▶ **Provided records**

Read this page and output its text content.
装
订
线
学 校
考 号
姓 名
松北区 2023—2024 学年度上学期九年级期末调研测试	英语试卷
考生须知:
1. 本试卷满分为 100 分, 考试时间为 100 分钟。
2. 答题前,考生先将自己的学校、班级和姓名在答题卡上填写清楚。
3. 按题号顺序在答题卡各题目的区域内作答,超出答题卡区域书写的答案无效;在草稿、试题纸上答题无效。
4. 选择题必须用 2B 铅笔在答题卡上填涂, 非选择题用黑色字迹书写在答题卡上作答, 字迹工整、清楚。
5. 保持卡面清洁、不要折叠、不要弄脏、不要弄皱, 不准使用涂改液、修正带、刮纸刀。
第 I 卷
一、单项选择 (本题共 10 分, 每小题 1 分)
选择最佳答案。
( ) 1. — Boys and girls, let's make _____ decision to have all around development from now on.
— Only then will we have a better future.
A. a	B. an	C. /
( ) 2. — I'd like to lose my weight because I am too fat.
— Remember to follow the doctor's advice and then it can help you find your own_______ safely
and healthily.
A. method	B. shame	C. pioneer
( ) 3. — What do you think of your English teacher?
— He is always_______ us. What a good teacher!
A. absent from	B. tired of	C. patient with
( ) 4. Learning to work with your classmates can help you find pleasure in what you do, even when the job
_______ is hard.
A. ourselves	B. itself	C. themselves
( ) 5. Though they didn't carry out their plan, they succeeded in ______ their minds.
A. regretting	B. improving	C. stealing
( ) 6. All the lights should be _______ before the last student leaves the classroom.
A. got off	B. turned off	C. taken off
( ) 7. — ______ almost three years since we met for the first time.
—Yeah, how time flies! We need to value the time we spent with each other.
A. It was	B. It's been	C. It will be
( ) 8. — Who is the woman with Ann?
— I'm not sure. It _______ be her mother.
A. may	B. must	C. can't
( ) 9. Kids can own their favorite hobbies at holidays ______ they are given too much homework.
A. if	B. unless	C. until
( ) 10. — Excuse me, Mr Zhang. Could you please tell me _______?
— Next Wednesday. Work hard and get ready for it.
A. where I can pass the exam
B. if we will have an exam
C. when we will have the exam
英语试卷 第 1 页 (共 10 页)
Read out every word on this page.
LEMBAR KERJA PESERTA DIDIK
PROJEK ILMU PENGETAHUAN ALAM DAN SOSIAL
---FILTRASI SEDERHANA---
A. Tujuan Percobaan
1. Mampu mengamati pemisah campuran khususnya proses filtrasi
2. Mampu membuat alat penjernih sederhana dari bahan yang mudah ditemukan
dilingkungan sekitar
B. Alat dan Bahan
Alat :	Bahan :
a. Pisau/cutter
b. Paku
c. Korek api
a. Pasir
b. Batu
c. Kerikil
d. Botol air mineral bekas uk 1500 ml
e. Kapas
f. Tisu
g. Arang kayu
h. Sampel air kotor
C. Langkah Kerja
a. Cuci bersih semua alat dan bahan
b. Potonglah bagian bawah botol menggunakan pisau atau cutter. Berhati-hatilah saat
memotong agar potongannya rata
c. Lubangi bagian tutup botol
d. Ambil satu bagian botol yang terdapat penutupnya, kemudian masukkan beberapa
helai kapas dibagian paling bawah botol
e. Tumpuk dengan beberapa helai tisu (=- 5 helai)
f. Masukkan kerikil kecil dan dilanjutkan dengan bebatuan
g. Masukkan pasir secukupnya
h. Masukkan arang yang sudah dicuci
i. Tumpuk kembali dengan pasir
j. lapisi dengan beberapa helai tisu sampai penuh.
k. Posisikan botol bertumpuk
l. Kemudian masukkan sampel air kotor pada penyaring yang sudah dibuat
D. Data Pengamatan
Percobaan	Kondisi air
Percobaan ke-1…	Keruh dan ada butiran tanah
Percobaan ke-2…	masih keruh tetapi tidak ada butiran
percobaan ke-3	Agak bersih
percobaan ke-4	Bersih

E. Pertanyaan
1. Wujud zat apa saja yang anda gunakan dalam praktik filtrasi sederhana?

▶ **Your task**
Reproduce every entry shown above, precisely as it stands.

▶ **Full answer**
Read this page and output its text content.
装
订
线
学 校
考 号
姓 名
松北区 2023—2024 学年度上学期九年级期末调研测试	英语试卷
考生须知:
1. 本试卷满分为 100 分, 考试时间为 100 分钟。
2. 答题前,考生先将自己的学校、班级和姓名在答题卡上填写清楚。
3. 按题号顺序在答题卡各题目的区域内作答,超出答题卡区域书写的答案无效;在草稿、试题纸上答题无效。
4. 选择题必须用 2B 铅笔在答题卡上填涂, 非选择题用黑色字迹书写在答题卡上作答, 字迹工整、清楚。
5. 保持卡面清洁、不要折叠、不要弄脏、不要弄皱, 不准使用涂改液、修正带、刮纸刀。
第 I 卷
一、单项选择 (本题共 10 分, 每小题 1 分)
选择最佳答案。
( ) 1. — Boys and girls, let's make _____ decision to have all around development from now on.
— Only then will we have a better future.
A. a	B. an	C. /
( ) 2. — I'd like to lose my weight because I am too fat.
— Remember to follow the doctor's advice and then it can help you find your own_______ safely
and healthily.
A. method	B. shame	C. pioneer
( ) 3. — What do you think of your English teacher?
— He is always_______ us. What a good teacher!
A. absent from	B. tired of	C. patient with
( ) 4. Learning to work with your classmates can help you find pleasure in what you do, even when the job
_______ is hard.
A. ourselves	B. itself	C. themselves
( ) 5. Though they didn't carry out their plan, they succeeded in ______ their minds.
A. regretting	B. improving	C. stealing
( ) 6. All the lights should be _______ before the last student leaves the classroom.
A. got off	B. turned off	C. taken off
( ) 7. — ______ almost three years since we met for the first time.
—Yeah, how time flies! We need to value the time we spent with each other.
A. It was	B. It's been	C. It will be
( ) 8. — Who is the woman with Ann?
— I'm not sure. It _______ be her mother.
A. may	B. must	C. can't
( ) 9. Kids can own their favorite hobbies at holidays ______ they are given too much homework.
A. if	B. unless	C. until
( ) 10. — Excuse me, Mr Zhang. Could you please tell me _______?
— Next Wednesday. Work hard and get ready for it.
A. where I can pass the exam
B. if we will have an exam
C. when we will have the exam
英语试卷 第 1 页 (共 10 页)
Read out every word on this page.
LEMBAR KERJA PESERTA DIDIK
PROJEK ILMU PENGETAHUAN ALAM DAN SOSIAL
---FILTRASI SEDERHANA---
A. Tujuan Percobaan
1. Mampu mengamati pemisah campuran khususnya proses filtrasi
2. Mampu membuat alat penjernih sederhana dari bahan yang mudah ditemukan
dilingkungan sekitar
B. Alat dan Bahan
Alat :	Bahan :
a. Pisau/cutter
b. Paku
c. Korek api
a. Pasir
b. Batu
c. Kerikil
d. Botol air mineral bekas uk 1500 ml
e. Kapas
f. Tisu
g. Arang kayu
h. Sampel air kotor
C. Langkah Kerja
a. Cuci bersih semua alat dan bahan
b. Potonglah bagian bawah botol menggunakan pisau atau cutter. Berhati-hatilah saat
memotong agar potongannya rata
c. Lubangi bagian tutup botol
d. Ambil satu bagian botol yang terdapat penutupnya, kemudian masukkan beberapa
helai kapas dibagian paling bawah botol
e. Tumpuk dengan beberapa helai tisu (=- 5 helai)
f. Masukkan kerikil kecil dan dilanjutkan dengan bebatuan
g. Masukkan pasir secukupnya
h. Masukkan arang yang sudah dicuci
i. Tumpuk kembali dengan pasir
j. lapisi dengan beberapa helai tisu sampai penuh.
k. Posisikan botol bertumpuk
l. Kemudian masukkan sampel air kotor pada penyaring yang sudah dibuat
D. Data Pengamatan
Percobaan	Kondisi air
Percobaan ke-1…	Keruh dan ada butiran tanah
Percobaan ke-2…	masih keruh tetapi tidak ada butiran
percobaan ke-3	Agak bersih
percobaan ke-4	Bersih

E. Pertanyaan
1. Wujud zat apa saja yang anda gunakan dalam praktik filtrasi sederhana?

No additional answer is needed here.